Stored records
——

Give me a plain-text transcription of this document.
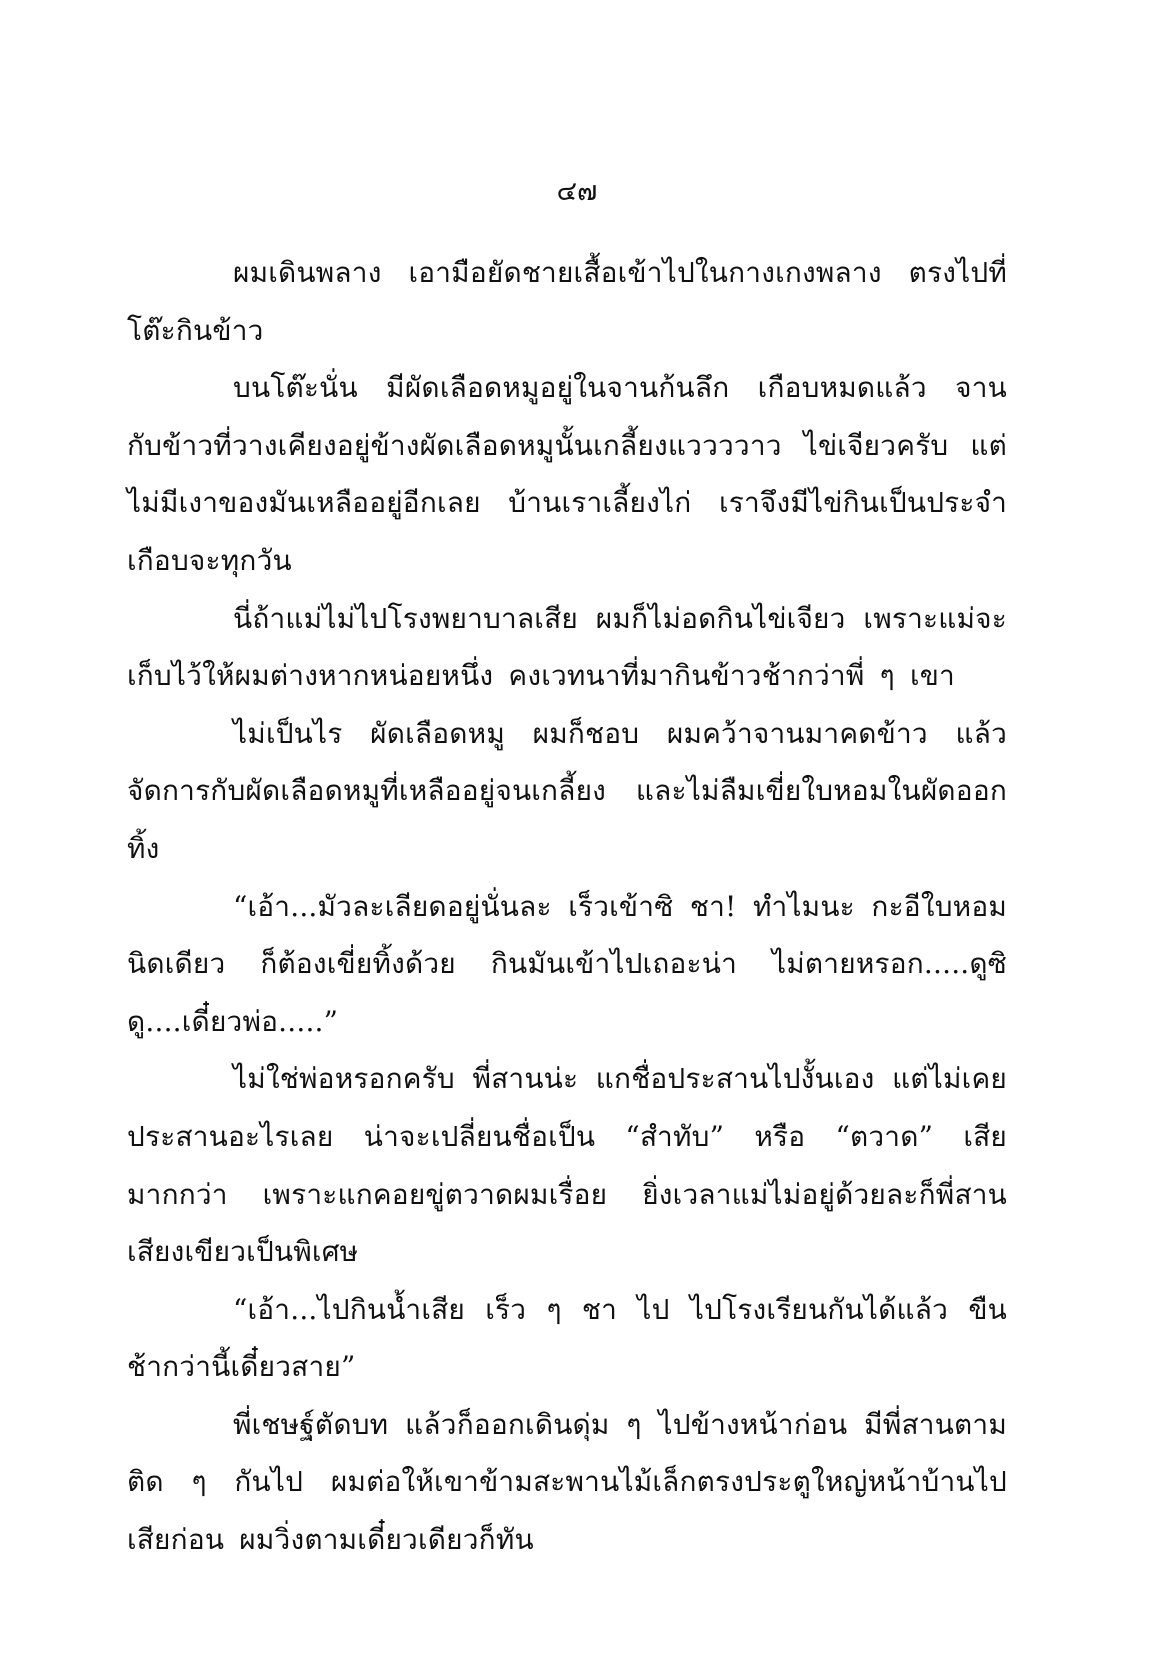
๔๗

ผมเดินพลาง เอามือยัดชายเสื้อเข้าไปในกางเกงพลาง ตรงไปที่โต๊ะกินข้าว

บนโต๊ะนั่น มีผัดเลือดหมูอยู่ในจานก้นลึก เกือบหมดแล้ว จานกับข้าวที่วางเคียงอยู่ข้างผัดเลือดหมูนั้นเกลี้ยงแววววาว ไข่เจียวครับ แต่ไม่มีเงาของมันเหลืออยู่อีกเลย บ้านเราเลี้ยงไก่ เราจึงมีไข่กินเป็นประจำเกือบจะทุกวัน

นี่ถ้าแม่ไม่ไปโรงพยาบาลเสีย ผมก็ไม่อดกินไข่เจียว เพราะแม่จะเก็บไว้ให้ผมต่างหากหน่อยหนึ่ง คงเวทนาที่มากินข้าวช้ากว่าพี่ ๆ เขา

ไม่เป็นไร ผัดเลือดหมู ผมก็ชอบ ผมคว้าจานมาคดข้าว แล้วจัดการกับผัดเลือดหมูที่เหลืออยู่จนเกลี้ยง และไม่ลืมเขี่ยใบหอมในผัดออกทิ้ง

“เอ้า...มัวละเลียดอยู่นั่นละ เร็วเข้าซิ ชา! ทำไมนะ กะอีใบหอมนิดเดียว ก็ต้องเขี่ยทิ้งด้วย กินมันเข้าไปเถอะน่า ไม่ตายหรอก.....ดูซิดู....เดี๋ยวพ่อ.....”

ไม่ใช่พ่อหรอกครับ พี่สานน่ะ แกชื่อประสานไปงั้นเอง แต่ไม่เคยประสานอะไรเลย น่าจะเปลี่ยนชื่อเป็น “สำทับ” หรือ “ตวาด” เสียมากกว่า เพราะแกคอยขู่ตวาดผมเรื่อย ยิ่งเวลาแม่ไม่อยู่ด้วยละก็พี่สานเสียงเขียวเป็นพิเศษ

“เอ้า...ไปกินน้ำเสีย เร็ว ๆ ชา ไป ไปโรงเรียนกันได้แล้ว ขืนช้ากว่านี้เดี๋ยวสาย”

พี่เชษฐ์ตัดบท แล้วก็ออกเดินดุ่ม ๆ ไปข้างหน้าก่อน มีพี่สานตามติด ๆ กันไป ผมต่อให้เขาข้ามสะพานไม้เล็กตรงประตูใหญ่หน้าบ้านไปเสียก่อน ผมวิ่งตามเดี๋ยวเดียวก็ทัน
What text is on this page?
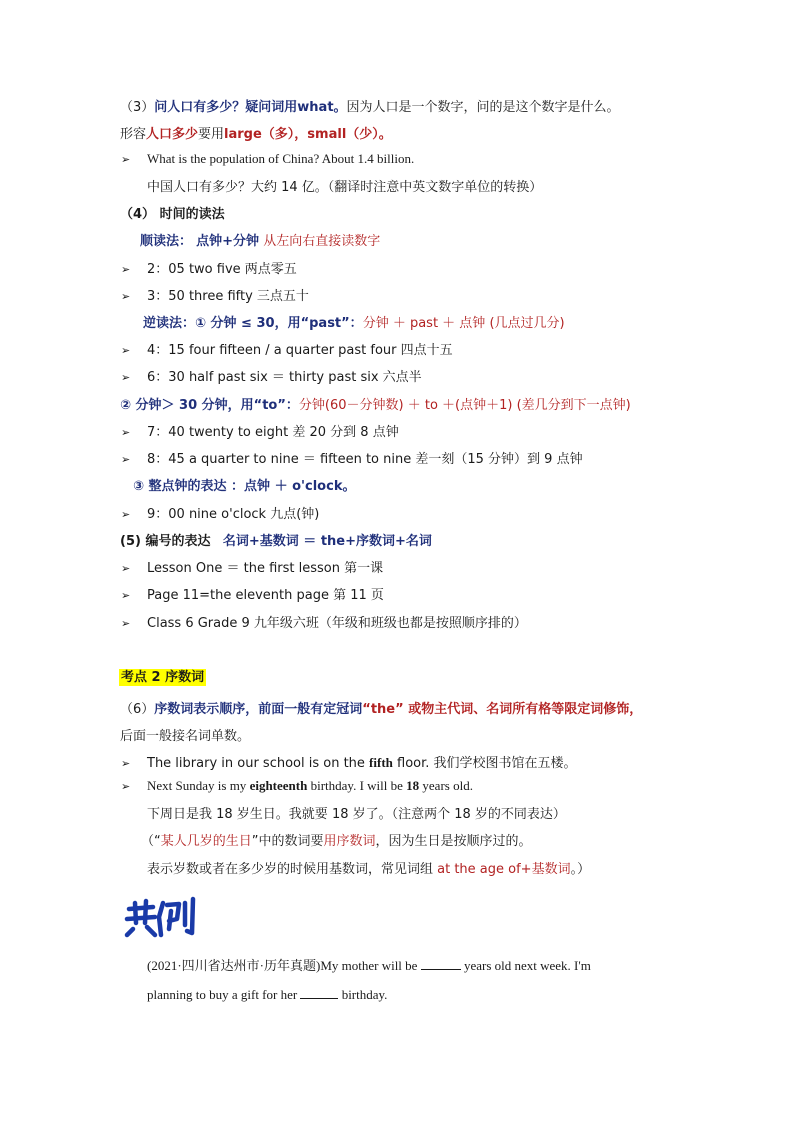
（3）问人口有多少？疑问词用what。因为人口是一个数字，问的是这个数字是什么。
形容人口多少要用large（多），small（少）。
➢ What is the population of China? About 1.4 billion.
中国人口有多少？大约 14 亿。（翻译时注意中英文数字单位的转换）
（4） 时间的读法
顺读法： 点钟+分钟 从左向右直接读数字
➢ 2：05 two five 两点零五
➢ 3：50 three fifty 三点五十
逆读法：① 分钟 ≤ 30，用“past”：分钟 ＋ past ＋ 点钟 (几点过几分)
➢ 4：15 four fifteen / a quarter past four 四点十五
➢ 6：30 half past six ＝ thirty past six 六点半
② 分钟＞ 30 分钟，用“to”：分钟(60－分钟数) ＋ to ＋(点钟＋1) (差几分到下一点钟)
➢ 7：40 twenty to eight 差 20 分到 8 点钟
➢ 8：45 a quarter to nine ＝ fifteen to nine 差一刻（15 分钟）到 9 点钟
③ 整点钟的表达 ：点钟 ＋ o'clock。
➢ 9：00 nine o'clock 九点(钟)
(5) 编号的表达 名词+基数词 ＝ the+序数词+名词
➢ Lesson One ＝ the first lesson 第一课
➢ Page 11=the eleventh page 第 11 页
➢ Class 6 Grade 9 九年级六班（年级和班级也都是按照顺序排的）
考点 2 序数词
（6）序数词表示顺序，前面一般有定冠词“the” 或物主代词、名词所有格等限定词修饰，
后面一般接名词单数。
➢ The library in our school is on the fifth floor. 我们学校图书馆在五楼。
➢ Next Sunday is my eighteenth birthday. I will be 18 years old.
下周日是我 18 岁生日。我就要 18 岁了。（注意两个 18 岁的不同表达）
（“某人几岁的生日”中的数词要用序数词，因为生日是按顺序过的。
表示岁数或者在多少岁的时候用基数词，常见词组 at the age of+基数词。）
(2021·四川省达州市·历年真题)My mother will be	years old next week. I'm
planning to buy a gift for her	birthday.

——

▶ _REQUIREMENT_:
Of the lines in the entries, how many include the word "quarter"? State only the number.

▶ _REPLY_:
2